Task description:
Work out how many lines in the listing below include the word "this"; answer with the number alone.

Records shown:
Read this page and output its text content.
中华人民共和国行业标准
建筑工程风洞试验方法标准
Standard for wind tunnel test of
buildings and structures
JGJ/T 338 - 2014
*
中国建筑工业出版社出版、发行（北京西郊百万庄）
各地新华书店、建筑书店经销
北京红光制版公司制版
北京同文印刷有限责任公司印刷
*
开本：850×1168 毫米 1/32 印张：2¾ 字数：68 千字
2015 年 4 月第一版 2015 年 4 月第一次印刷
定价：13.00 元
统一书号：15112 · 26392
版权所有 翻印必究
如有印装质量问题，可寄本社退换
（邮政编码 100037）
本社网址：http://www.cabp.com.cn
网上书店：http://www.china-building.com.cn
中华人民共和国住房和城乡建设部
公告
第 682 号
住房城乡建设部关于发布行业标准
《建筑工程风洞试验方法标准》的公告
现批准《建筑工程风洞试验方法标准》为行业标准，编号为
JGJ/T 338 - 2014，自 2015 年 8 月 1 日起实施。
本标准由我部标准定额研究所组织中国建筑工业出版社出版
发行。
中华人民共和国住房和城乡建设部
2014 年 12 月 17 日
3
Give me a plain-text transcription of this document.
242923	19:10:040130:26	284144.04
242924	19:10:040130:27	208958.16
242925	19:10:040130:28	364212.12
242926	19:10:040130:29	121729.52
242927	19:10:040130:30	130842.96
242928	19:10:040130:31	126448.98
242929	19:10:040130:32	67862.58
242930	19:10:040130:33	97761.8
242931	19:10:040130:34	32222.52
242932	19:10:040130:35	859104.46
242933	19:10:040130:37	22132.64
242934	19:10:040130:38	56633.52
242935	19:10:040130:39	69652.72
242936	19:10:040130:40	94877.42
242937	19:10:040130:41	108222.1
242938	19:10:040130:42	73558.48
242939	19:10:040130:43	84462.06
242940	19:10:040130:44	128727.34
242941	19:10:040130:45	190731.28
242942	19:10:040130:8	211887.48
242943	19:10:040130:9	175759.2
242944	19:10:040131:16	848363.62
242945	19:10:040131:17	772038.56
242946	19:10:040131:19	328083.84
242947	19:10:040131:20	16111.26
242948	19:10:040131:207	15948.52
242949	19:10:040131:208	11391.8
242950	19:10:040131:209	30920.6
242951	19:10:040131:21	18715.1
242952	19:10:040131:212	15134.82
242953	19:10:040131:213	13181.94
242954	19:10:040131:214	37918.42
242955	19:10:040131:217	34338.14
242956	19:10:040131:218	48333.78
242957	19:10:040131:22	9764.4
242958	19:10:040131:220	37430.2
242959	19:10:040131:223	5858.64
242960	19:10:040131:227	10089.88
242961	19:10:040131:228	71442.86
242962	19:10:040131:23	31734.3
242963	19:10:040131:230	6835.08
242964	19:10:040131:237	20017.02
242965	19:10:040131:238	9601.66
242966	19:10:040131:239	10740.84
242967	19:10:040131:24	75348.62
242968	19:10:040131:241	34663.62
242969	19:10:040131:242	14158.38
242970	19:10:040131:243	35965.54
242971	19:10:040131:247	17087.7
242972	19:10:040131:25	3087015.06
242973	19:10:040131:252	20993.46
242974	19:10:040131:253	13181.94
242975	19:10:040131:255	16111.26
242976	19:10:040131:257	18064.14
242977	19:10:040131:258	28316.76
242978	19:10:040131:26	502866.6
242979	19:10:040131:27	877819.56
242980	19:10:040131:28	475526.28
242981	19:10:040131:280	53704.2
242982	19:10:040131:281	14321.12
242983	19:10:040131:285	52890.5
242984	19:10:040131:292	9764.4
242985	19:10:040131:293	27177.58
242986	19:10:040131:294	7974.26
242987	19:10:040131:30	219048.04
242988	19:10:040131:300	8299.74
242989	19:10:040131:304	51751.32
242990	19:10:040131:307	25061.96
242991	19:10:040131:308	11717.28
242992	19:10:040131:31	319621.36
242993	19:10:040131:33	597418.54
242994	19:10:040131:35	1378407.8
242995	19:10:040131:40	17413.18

Exercise answer:
2